**REQUIRED WORK**
Everything in the data should be repeated exactly, save for the images.

LISTED RECORDS Start Marker

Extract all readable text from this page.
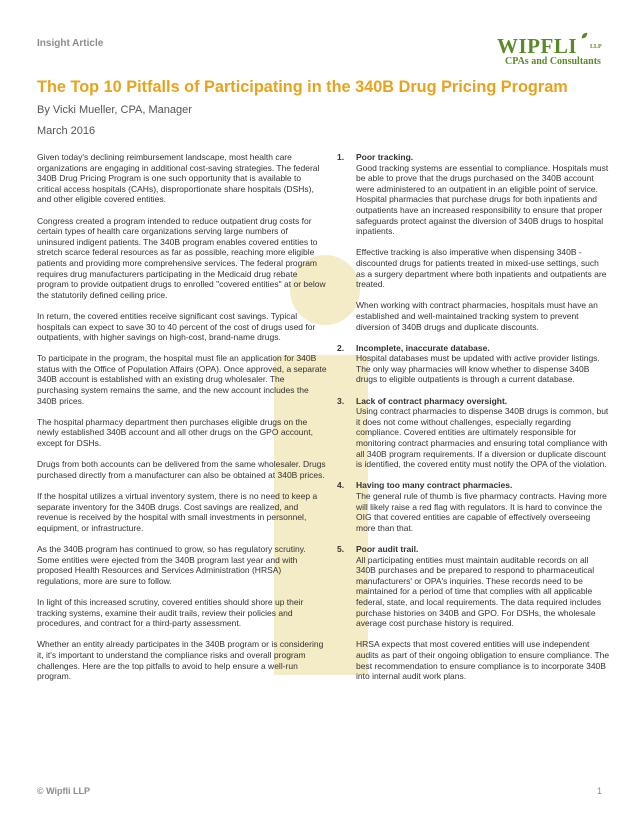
Insight Article	WIPFLI LLP
CPAs and Consultants
The Top 10 Pitfalls of Participating in the 340B Drug Pricing Program
By Vicki Mueller, CPA, Manager
March 2016

Given today's declining reimbursement landscape, most health care organizations are engaging in additional cost-saving strategies. The federal 340B Drug Pricing Program is one such opportunity that is available to critical access hospitals (CAHs), disproportionate share hospitals (DSHs), and other eligible covered entities.

Congress created a program intended to reduce outpatient drug costs for certain types of health care organizations serving large numbers of uninsured indigent patients. The 340B program enables covered entities to stretch scarce federal resources as far as possible, reaching more eligible patients and providing more comprehensive services. The federal program requires drug manufacturers participating in the Medicaid drug rebate program to provide outpatient drugs to enrolled "covered entities" at or below the statutorily defined ceiling price.

In return, the covered entities receive significant cost savings. Typical hospitals can expect to save 30 to 40 percent of the cost of drugs used for outpatients, with higher savings on high-cost, brand-name drugs.

To participate in the program, the hospital must file an application for 340B status with the Office of Population Affairs (OPA). Once approved, a separate 340B account is established with an existing drug wholesaler. The purchasing system remains the same, and the new account includes the 340B prices.

The hospital pharmacy department then purchases eligible drugs on the newly established 340B account and all other drugs on the GPO account, except for DSHs.

Drugs from both accounts can be delivered from the same wholesaler. Drugs purchased directly from a manufacturer can also be obtained at 340B prices.

If the hospital utilizes a virtual inventory system, there is no need to keep a separate inventory for the 340B drugs. Cost savings are realized, and revenue is received by the hospital with small investments in personnel, equipment, or infrastructure.

As the 340B program has continued to grow, so has regulatory scrutiny. Some entities were ejected from the 340B program last year and with proposed Health Resources and Services Administration (HRSA) regulations, more are sure to follow.

In light of this increased scrutiny, covered entities should shore up their tracking systems, examine their audit trails, review their policies and procedures, and contract for a third-party assessment.

Whether an entity already participates in the 340B program or is considering it, it's important to understand the compliance risks and overall program challenges. Here are the top pitfalls to avoid to help ensure a well-run program.

1. Poor tracking.

Good tracking systems are essential to compliance. Hospitals must be able to prove that the drugs purchased on the 340B account were administered to an outpatient in an eligible point of service. Hospital pharmacies that purchase drugs for both inpatients and outpatients have an increased responsibility to ensure that proper safeguards protect against the diversion of 340B drugs to hospital inpatients.

Effective tracking is also imperative when dispensing 340B - discounted drugs for patients treated in mixed-use settings, such as a surgery department where both inpatients and outpatients are treated.

When working with contract pharmacies, hospitals must have an established and well-maintained tracking system to prevent diversion of 340B drugs and duplicate discounts.

2. Incomplete, inaccurate database.

Hospital databases must be updated with active provider listings. The only way pharmacies will know whether to dispense 340B drugs to eligible outpatients is through a current database.

3. Lack of contract pharmacy oversight.

Using contract pharmacies to dispense 340B drugs is common, but it does not come without challenges, especially regarding compliance. Covered entities are ultimately responsible for monitoring contract pharmacies and ensuring total compliance with all 340B program requirements. If a diversion or duplicate discount is identified, the covered entity must notify the OPA of the violation.

4. Having too many contract pharmacies.

The general rule of thumb is five pharmacy contracts. Having more will likely raise a red flag with regulators. It is hard to convince the OIG that covered entities are capable of effectively overseeing more than that.

5. Poor audit trail.

All participating entities must maintain auditable records on all 340B purchases and be prepared to respond to pharmaceutical manufacturers' or OPA's inquiries. These records need to be maintained for a period of time that complies with all applicable federal, state, and local requirements. The data required includes purchase histories on 340B and GPO. For DSHs, the wholesale average cost purchase history is required.

HRSA expects that most covered entities will use independent audits as part of their ongoing obligation to ensure compliance. The best recommendation to ensure compliance is to incorporate 340B into internal audit work plans.

© Wipfli LLP	1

LISTED RECORDS End Marker

**WORKED SOLUTION**
Extract all readable text from this page.
Insight Article	WIPFLI LLP
CPAs and Consultants
The Top 10 Pitfalls of Participating in the 340B Drug Pricing Program
By Vicki Mueller, CPA, Manager
March 2016

Given today's declining reimbursement landscape, most health care organizations are engaging in additional cost-saving strategies. The federal 340B Drug Pricing Program is one such opportunity that is available to critical access hospitals (CAHs), disproportionate share hospitals (DSHs), and other eligible covered entities.

Congress created a program intended to reduce outpatient drug costs for certain types of health care organizations serving large numbers of uninsured indigent patients. The 340B program enables covered entities to stretch scarce federal resources as far as possible, reaching more eligible patients and providing more comprehensive services. The federal program requires drug manufacturers participating in the Medicaid drug rebate program to provide outpatient drugs to enrolled "covered entities" at or below the statutorily defined ceiling price.

In return, the covered entities receive significant cost savings. Typical hospitals can expect to save 30 to 40 percent of the cost of drugs used for outpatients, with higher savings on high-cost, brand-name drugs.

To participate in the program, the hospital must file an application for 340B status with the Office of Population Affairs (OPA). Once approved, a separate 340B account is established with an existing drug wholesaler. The purchasing system remains the same, and the new account includes the 340B prices.

The hospital pharmacy department then purchases eligible drugs on the newly established 340B account and all other drugs on the GPO account, except for DSHs.

Drugs from both accounts can be delivered from the same wholesaler. Drugs purchased directly from a manufacturer can also be obtained at 340B prices.

If the hospital utilizes a virtual inventory system, there is no need to keep a separate inventory for the 340B drugs. Cost savings are realized, and revenue is received by the hospital with small investments in personnel, equipment, or infrastructure.

As the 340B program has continued to grow, so has regulatory scrutiny. Some entities were ejected from the 340B program last year and with proposed Health Resources and Services Administration (HRSA) regulations, more are sure to follow.

In light of this increased scrutiny, covered entities should shore up their tracking systems, examine their audit trails, review their policies and procedures, and contract for a third-party assessment.

Whether an entity already participates in the 340B program or is considering it, it's important to understand the compliance risks and overall program challenges. Here are the top pitfalls to avoid to help ensure a well-run program.

1. Poor tracking.

Good tracking systems are essential to compliance. Hospitals must be able to prove that the drugs purchased on the 340B account were administered to an outpatient in an eligible point of service. Hospital pharmacies that purchase drugs for both inpatients and outpatients have an increased responsibility to ensure that proper safeguards protect against the diversion of 340B drugs to hospital inpatients.

Effective tracking is also imperative when dispensing 340B - discounted drugs for patients treated in mixed-use settings, such as a surgery department where both inpatients and outpatients are treated.

When working with contract pharmacies, hospitals must have an established and well-maintained tracking system to prevent diversion of 340B drugs and duplicate discounts.

2. Incomplete, inaccurate database.

Hospital databases must be updated with active provider listings. The only way pharmacies will know whether to dispense 340B drugs to eligible outpatients is through a current database.

3. Lack of contract pharmacy oversight.

Using contract pharmacies to dispense 340B drugs is common, but it does not come without challenges, especially regarding compliance. Covered entities are ultimately responsible for monitoring contract pharmacies and ensuring total compliance with all 340B program requirements. If a diversion or duplicate discount is identified, the covered entity must notify the OPA of the violation.

4. Having too many contract pharmacies.

The general rule of thumb is five pharmacy contracts. Having more will likely raise a red flag with regulators. It is hard to convince the OIG that covered entities are capable of effectively overseeing more than that.

5. Poor audit trail.

All participating entities must maintain auditable records on all 340B purchases and be prepared to respond to pharmaceutical manufacturers' or OPA's inquiries. These records need to be maintained for a period of time that complies with all applicable federal, state, and local requirements. The data required includes purchase histories on 340B and GPO. For DSHs, the wholesale average cost purchase history is required.

HRSA expects that most covered entities will use independent audits as part of their ongoing obligation to ensure compliance. The best recommendation to ensure compliance is to incorporate 340B into internal audit work plans.

© Wipfli LLP	1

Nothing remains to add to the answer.